→ Written instruction
Find the lines containing the word "podwieszać" and copy every one of them.

[Collected data entries]
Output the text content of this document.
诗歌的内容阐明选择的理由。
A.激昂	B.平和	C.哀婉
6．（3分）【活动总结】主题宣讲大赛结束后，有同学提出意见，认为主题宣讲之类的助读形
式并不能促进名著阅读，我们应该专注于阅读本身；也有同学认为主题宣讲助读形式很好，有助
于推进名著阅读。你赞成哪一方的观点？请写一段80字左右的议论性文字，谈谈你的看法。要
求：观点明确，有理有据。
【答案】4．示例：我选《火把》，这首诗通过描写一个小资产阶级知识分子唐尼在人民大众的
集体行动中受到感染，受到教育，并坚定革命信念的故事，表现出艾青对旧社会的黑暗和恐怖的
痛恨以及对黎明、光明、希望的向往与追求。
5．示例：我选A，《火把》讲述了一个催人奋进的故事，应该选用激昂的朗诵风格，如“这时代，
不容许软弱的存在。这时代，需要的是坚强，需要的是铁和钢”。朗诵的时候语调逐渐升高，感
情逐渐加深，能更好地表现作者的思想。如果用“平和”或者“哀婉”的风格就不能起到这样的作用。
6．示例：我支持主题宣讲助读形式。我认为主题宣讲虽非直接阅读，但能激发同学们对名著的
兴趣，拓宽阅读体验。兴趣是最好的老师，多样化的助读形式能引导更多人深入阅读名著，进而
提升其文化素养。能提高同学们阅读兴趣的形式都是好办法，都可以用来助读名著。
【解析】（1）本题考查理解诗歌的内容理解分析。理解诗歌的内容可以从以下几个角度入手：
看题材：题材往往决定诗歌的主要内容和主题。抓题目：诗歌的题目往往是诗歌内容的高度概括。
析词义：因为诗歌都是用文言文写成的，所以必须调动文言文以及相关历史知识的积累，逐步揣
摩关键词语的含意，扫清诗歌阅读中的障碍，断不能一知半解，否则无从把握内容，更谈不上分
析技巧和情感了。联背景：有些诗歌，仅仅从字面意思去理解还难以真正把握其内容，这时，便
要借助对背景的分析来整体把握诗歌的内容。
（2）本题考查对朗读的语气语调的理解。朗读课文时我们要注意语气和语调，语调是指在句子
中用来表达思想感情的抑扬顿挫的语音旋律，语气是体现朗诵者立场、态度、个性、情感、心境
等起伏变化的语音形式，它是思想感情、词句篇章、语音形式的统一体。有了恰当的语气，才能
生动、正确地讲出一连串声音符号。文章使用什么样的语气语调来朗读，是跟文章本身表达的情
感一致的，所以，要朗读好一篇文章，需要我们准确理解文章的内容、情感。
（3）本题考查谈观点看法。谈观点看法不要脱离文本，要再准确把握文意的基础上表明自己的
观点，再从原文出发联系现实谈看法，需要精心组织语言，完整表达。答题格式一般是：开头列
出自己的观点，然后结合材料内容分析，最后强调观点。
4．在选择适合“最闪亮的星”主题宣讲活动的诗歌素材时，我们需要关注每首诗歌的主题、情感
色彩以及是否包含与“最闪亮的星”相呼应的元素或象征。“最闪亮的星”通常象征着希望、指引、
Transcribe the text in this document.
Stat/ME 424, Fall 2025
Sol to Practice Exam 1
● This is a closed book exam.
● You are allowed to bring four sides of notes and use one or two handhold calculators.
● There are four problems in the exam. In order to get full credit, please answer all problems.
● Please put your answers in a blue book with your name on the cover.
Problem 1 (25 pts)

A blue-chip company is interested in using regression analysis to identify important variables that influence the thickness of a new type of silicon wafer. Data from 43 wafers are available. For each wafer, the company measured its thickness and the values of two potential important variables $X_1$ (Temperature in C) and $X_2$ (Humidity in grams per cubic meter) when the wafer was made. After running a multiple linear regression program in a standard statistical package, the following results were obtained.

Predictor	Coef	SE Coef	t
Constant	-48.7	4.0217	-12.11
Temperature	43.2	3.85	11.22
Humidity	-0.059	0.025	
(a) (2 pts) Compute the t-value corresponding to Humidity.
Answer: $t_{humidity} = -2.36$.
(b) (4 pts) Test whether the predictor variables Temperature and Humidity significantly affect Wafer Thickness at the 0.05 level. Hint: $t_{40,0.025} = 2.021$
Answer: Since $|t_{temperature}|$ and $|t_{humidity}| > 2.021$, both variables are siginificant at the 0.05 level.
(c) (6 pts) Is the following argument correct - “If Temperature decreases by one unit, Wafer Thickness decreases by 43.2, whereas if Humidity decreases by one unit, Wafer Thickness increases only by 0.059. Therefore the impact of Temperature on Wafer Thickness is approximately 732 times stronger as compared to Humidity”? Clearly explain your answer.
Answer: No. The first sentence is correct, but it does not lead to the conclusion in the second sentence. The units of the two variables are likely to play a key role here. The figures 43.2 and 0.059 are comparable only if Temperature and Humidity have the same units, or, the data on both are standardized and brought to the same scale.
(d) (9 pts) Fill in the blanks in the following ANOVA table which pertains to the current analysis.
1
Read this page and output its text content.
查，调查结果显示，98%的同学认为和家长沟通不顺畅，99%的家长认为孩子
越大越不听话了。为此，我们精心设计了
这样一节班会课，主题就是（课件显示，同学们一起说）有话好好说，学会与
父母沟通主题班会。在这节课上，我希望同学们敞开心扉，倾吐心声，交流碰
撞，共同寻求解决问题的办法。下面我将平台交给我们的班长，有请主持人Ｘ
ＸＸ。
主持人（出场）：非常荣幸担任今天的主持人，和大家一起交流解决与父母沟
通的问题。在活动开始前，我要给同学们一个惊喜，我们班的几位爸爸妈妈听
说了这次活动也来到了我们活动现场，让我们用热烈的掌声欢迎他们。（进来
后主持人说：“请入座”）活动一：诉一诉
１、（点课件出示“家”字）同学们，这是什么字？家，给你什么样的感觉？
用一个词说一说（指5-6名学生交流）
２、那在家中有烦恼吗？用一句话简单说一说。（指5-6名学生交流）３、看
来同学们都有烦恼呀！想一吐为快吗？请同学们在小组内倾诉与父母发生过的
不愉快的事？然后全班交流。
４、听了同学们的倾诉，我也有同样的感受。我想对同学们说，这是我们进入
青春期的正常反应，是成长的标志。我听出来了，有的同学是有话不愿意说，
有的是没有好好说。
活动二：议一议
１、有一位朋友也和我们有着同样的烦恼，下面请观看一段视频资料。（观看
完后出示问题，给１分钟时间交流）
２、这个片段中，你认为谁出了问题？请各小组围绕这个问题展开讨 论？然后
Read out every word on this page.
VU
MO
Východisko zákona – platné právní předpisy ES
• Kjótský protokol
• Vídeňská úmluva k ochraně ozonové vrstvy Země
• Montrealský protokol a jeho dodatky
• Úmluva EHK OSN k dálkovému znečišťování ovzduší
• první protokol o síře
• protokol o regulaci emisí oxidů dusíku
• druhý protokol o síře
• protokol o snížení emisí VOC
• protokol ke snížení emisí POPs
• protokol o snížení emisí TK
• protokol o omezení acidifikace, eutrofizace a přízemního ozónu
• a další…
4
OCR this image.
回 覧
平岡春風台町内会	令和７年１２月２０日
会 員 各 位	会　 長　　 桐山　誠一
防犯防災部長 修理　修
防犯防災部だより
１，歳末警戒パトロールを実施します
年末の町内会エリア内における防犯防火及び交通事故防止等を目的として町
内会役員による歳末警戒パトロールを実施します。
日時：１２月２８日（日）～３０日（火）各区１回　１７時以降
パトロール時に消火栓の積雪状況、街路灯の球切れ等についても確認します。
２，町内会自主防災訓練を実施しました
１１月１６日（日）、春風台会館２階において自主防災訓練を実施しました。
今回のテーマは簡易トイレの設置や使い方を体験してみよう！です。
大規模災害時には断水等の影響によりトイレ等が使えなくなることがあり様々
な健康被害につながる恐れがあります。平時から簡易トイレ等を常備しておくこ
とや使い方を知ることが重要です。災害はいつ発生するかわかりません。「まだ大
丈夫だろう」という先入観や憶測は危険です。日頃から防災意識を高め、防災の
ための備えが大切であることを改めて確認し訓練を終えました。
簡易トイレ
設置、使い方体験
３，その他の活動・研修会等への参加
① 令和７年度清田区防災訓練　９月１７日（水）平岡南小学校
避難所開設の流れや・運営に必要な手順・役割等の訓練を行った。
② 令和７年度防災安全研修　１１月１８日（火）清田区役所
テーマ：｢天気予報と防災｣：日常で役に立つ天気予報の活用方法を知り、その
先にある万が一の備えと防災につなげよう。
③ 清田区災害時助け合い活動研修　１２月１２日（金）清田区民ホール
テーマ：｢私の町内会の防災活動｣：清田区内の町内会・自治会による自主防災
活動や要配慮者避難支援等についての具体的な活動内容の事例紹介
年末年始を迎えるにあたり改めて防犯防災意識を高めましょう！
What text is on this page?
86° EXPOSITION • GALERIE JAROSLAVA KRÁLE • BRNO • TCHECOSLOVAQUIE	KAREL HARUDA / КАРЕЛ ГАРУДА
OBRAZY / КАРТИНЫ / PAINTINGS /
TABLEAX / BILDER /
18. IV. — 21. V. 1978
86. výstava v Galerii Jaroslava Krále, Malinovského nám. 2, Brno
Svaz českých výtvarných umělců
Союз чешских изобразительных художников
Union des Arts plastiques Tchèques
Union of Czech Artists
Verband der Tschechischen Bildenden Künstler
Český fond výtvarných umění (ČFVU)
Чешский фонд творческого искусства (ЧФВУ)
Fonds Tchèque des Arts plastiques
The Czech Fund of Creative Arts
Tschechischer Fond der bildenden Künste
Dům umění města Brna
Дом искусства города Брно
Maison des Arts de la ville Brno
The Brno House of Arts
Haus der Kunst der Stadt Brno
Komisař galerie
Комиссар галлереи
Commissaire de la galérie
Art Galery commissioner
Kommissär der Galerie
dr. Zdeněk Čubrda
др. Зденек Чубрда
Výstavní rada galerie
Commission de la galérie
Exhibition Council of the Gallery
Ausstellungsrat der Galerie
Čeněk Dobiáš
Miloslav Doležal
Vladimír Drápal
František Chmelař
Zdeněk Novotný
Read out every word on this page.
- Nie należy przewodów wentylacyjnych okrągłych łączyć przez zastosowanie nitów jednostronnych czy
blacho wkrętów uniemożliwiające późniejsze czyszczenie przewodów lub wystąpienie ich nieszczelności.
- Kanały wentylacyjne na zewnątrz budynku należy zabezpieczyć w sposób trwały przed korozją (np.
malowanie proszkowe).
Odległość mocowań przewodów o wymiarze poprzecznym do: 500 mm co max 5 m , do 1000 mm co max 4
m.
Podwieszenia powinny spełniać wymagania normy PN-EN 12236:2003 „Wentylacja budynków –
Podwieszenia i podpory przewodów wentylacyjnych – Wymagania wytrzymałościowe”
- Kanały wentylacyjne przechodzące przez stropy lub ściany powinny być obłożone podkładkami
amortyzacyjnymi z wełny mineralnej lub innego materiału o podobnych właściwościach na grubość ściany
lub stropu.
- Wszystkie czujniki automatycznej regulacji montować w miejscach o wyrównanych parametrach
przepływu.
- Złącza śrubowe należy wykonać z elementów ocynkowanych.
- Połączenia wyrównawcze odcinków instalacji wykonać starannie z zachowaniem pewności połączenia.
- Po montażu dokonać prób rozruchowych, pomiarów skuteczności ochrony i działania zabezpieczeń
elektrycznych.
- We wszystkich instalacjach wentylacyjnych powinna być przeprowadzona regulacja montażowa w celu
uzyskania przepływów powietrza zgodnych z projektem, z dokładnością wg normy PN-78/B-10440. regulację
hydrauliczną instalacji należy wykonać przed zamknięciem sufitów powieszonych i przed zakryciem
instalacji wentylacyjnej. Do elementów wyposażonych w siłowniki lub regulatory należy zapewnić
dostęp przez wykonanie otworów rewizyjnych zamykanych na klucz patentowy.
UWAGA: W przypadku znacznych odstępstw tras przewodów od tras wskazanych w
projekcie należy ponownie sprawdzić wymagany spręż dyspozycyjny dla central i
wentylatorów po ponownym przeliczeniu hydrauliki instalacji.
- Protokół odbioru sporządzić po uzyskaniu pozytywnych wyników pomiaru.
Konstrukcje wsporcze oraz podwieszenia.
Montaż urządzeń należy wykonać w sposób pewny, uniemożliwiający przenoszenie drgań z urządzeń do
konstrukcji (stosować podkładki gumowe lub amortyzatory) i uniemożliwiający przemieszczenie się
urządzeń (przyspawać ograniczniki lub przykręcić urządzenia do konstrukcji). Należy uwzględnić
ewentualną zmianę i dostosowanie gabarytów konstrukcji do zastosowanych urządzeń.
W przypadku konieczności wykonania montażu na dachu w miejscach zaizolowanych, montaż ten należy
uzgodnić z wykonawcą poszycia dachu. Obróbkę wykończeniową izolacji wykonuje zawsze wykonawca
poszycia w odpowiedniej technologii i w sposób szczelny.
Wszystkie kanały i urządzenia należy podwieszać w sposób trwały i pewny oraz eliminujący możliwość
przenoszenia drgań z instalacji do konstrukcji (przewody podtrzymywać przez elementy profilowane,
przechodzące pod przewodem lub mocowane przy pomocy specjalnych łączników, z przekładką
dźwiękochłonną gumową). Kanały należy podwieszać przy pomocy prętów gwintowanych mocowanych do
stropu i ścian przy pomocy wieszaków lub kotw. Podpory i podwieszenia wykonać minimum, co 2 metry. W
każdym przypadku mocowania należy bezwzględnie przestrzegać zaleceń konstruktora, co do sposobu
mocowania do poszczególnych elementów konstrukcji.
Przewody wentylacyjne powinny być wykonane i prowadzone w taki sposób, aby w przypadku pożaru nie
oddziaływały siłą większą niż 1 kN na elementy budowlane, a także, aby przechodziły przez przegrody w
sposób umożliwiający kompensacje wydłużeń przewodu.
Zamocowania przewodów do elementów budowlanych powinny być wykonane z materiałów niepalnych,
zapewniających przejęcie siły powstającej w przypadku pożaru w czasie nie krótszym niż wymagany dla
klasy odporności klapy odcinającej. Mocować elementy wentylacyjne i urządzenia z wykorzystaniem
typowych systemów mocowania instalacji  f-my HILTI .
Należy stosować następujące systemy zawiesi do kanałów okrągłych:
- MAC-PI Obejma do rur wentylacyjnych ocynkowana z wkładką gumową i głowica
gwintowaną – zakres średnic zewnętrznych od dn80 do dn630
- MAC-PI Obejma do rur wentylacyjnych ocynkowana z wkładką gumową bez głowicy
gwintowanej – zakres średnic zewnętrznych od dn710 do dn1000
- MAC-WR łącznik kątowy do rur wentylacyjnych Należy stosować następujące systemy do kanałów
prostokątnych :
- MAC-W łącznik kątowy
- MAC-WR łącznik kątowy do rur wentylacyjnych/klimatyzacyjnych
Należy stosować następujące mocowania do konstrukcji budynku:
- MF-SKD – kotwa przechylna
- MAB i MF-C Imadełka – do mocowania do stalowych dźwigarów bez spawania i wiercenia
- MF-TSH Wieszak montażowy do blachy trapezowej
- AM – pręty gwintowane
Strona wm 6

→ In response
Wszystkie kanały i urządzenia należy podwieszać w sposób trwały i pewny oraz eliminujący możliwość
dźwiękochłonną gumową). Kanały należy podwieszać przy pomocy prętów gwintowanych mocowanych do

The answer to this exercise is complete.